Prompt A
Reproduce the passage on Indonesian jihadist groups word for word, starting with "But it has also" and going on through "or even desirable.".
Prompt B
Answer these questions from the passage on Indonesian jihadist groups, one answer per line with matching marks.
(i) In what decade did Darul Islam attempt to establish an Indonesian Islamic state?
(ii) In what year was the Indonesian Mujahideen Council established?
(iii) Besides being a haven for Western tourists, what kind of population does Bali have?
Prompt C
List every organization named in the passage on Indonesian jihadist groups.

--- Text passage ---

But it has also charted a path that is independent from, if parallel to, al-Qaeda. This derives from Indonesia's Darul Islam organisation, which through armed rebellion attempted to establish an Indonesian Islamic state in the 1950s.

The legacy of Darul Islam lives on in Jemaah Islamiah, as well as a number of other jihadist organisations in Indonesia. These are grouped together under the Islamist umbrella organisation Indonesian Mujahideen Council, established in 2000 by Abu Bakar Bashir, who also inherited the position of Jemaah Islamiah's amir (commander or leader).

It is the explicit intention of the Mujahideen Council to turn the country into an Islamic state. The distinction within this organisation is between those whose methods are more limited, and those who regard terrorism against non-believers as acceptable, or even desirable.

Terrorism is usually understood as having two purposes. The first is to compel the target of the attack to comply with the wishes of the attacker. In this, Jemaah Islamiah and its associates want to purge Indonesia of Western and other non-Islamic influences. Bali is a good place to start, being a haven for Western tourists, and having a Hindu population. A second purpose is to increase state repression, thereby forcing sympathisers into the arms of the terrorists and their more radical agenda. This is exacerbated within Islam by the requirement for Muslims to defend other Muslims in the face of what is claimed as religious persecution.

This second purpose appears to be the stronger reason for the continued attacks, as it has a deeper and longer lasting impact within Indonesia itself.

--- Dataset extract ---

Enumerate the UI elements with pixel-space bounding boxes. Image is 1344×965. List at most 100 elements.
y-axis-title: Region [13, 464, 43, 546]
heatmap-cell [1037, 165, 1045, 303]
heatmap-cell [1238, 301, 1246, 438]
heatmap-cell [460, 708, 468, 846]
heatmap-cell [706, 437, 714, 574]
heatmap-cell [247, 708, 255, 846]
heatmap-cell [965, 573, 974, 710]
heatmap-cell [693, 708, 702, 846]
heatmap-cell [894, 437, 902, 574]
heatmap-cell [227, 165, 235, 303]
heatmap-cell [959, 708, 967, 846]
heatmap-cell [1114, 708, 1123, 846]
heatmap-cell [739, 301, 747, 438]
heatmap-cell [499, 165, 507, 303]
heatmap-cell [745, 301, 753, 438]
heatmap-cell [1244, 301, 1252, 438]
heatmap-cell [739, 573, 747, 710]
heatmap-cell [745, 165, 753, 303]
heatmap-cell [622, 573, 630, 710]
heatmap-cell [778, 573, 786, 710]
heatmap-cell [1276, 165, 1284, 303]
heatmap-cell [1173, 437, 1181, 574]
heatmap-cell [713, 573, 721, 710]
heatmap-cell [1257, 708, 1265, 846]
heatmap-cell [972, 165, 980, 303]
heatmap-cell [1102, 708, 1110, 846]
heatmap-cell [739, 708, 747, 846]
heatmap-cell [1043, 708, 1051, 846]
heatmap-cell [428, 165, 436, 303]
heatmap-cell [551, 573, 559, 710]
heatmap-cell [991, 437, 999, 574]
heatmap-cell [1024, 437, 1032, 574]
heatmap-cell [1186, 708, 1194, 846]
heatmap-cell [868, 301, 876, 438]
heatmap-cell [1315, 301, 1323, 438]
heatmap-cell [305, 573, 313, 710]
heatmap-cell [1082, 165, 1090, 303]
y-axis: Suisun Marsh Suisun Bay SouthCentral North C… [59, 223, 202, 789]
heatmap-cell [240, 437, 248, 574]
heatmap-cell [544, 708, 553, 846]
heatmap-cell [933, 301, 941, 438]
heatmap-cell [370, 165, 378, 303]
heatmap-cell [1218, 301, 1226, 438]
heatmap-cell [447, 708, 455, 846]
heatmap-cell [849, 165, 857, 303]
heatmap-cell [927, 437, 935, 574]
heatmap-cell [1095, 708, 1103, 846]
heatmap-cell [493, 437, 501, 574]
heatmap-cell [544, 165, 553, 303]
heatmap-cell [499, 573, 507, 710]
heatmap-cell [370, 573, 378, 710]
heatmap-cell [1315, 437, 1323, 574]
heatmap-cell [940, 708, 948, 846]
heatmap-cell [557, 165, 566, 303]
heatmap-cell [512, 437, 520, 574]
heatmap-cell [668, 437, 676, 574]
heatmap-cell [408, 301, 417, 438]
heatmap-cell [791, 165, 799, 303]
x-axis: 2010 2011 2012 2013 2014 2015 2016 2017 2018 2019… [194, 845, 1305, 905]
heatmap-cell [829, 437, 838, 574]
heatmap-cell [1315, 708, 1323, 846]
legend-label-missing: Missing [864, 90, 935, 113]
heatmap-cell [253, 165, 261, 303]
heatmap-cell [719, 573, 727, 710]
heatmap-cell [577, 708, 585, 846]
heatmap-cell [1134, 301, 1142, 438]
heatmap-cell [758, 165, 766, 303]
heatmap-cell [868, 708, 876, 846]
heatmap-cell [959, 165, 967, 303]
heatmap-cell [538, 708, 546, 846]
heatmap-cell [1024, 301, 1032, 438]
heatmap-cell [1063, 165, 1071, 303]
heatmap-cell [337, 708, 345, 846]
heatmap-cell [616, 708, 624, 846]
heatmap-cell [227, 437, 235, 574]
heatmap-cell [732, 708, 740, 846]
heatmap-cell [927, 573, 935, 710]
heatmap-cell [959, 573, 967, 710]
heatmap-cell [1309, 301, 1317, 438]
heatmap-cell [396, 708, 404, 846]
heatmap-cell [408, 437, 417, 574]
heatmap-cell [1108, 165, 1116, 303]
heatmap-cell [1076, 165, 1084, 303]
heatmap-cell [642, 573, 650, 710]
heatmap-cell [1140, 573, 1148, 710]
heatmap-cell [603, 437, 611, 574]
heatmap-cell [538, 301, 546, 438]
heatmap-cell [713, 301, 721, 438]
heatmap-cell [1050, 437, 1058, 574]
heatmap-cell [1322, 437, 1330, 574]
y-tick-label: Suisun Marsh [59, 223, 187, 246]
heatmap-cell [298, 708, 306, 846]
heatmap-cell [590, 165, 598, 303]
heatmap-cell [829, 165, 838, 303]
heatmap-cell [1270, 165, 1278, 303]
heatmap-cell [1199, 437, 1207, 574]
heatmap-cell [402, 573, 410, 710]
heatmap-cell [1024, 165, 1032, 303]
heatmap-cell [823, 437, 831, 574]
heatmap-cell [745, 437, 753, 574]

---

Answer box A
But it has also charted a path that is independent from, if parallel to, al-Qaeda. This derives from Indonesia's Darul Islam organisation, which through armed rebellion attempted to establish an Indonesian Islamic state in the 1950s.

The legacy of Darul Islam lives on in Jemaah Islamiah, as well as a number of other jihadist organisations in Indonesia. These are grouped together under the Islamist umbrella organisation Indonesian Mujahideen Council, established in 2000 by Abu Bakar Bashir, who also inherited the position of Jemaah Islamiah's amir (commander or leader).

It is the explicit intention of the Mujahideen Council to turn the country into an Islamic state. The distinction within this organisation is between those whose methods are more limited, and those who regard terrorism against non-believers as acceptable, or even desirable.

Answer box B
(i) The 1950s
(ii) 2000
(iii) A Hindu population

Answer box C
al-Qaeda
Darul Islam
Jemaah Islamiah
Indonesian Mujahideen Council